## Task brief:
Copy every line of the listing below verbatim, character for character.

[Region boundary data]
###

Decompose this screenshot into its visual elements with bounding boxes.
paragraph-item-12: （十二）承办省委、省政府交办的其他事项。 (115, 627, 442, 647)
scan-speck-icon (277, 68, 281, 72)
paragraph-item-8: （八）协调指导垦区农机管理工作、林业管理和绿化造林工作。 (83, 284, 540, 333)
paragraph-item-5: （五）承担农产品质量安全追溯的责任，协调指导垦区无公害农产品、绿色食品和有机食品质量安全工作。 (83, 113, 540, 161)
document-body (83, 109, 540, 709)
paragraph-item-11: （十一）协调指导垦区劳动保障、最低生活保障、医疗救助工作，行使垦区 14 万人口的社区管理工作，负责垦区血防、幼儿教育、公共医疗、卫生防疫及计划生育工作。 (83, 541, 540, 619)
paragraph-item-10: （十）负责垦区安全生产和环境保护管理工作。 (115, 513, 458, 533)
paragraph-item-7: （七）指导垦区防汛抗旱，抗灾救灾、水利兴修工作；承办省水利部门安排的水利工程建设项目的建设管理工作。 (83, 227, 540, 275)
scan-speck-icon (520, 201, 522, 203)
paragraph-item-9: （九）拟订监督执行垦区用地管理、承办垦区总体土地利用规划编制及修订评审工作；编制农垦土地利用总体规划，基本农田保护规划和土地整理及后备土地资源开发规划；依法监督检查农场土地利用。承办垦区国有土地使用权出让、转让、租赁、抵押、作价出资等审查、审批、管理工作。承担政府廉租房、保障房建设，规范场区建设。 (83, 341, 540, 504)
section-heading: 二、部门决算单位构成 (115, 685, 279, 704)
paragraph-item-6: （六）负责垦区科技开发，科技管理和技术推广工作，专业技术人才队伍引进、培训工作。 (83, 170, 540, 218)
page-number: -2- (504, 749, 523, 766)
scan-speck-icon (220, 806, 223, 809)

###

## Problem solution:
Decompose this screenshot into its visual elements with bounding boxes.
paragraph-item-12: （十二）承办省委、省政府交办的其他事项。 (115, 627, 442, 647)
scan-speck-icon (277, 68, 281, 72)
paragraph-item-8: （八）协调指导垦区农机管理工作、林业管理和绿化造林工作。 (83, 284, 540, 333)
paragraph-item-5: （五）承担农产品质量安全追溯的责任，协调指导垦区无公害农产品、绿色食品和有机食品质量安全工作。 (83, 113, 540, 161)
document-body (83, 109, 540, 709)
paragraph-item-11: （十一）协调指导垦区劳动保障、最低生活保障、医疗救助工作，行使垦区 14 万人口的社区管理工作，负责垦区血防、幼儿教育、公共医疗、卫生防疫及计划生育工作。 (83, 541, 540, 619)
paragraph-item-10: （十）负责垦区安全生产和环境保护管理工作。 (115, 513, 458, 533)
paragraph-item-7: （七）指导垦区防汛抗旱，抗灾救灾、水利兴修工作；承办省水利部门安排的水利工程建设项目的建设管理工作。 (83, 227, 540, 275)
scan-speck-icon (520, 201, 522, 203)
paragraph-item-9: （九）拟订监督执行垦区用地管理、承办垦区总体土地利用规划编制及修订评审工作；编制农垦土地利用总体规划，基本农田保护规划和土地整理及后备土地资源开发规划；依法监督检查农场土地利用。承办垦区国有土地使用权出让、转让、租赁、抵押、作价出资等审查、审批、管理工作。承担政府廉租房、保障房建设，规范场区建设。 (83, 341, 540, 504)
section-heading: 二、部门决算单位构成 (115, 685, 279, 704)
paragraph-item-6: （六）负责垦区科技开发，科技管理和技术推广工作，专业技术人才队伍引进、培训工作。 (83, 170, 540, 218)
page-number: -2- (504, 749, 523, 766)
scan-speck-icon (220, 806, 223, 809)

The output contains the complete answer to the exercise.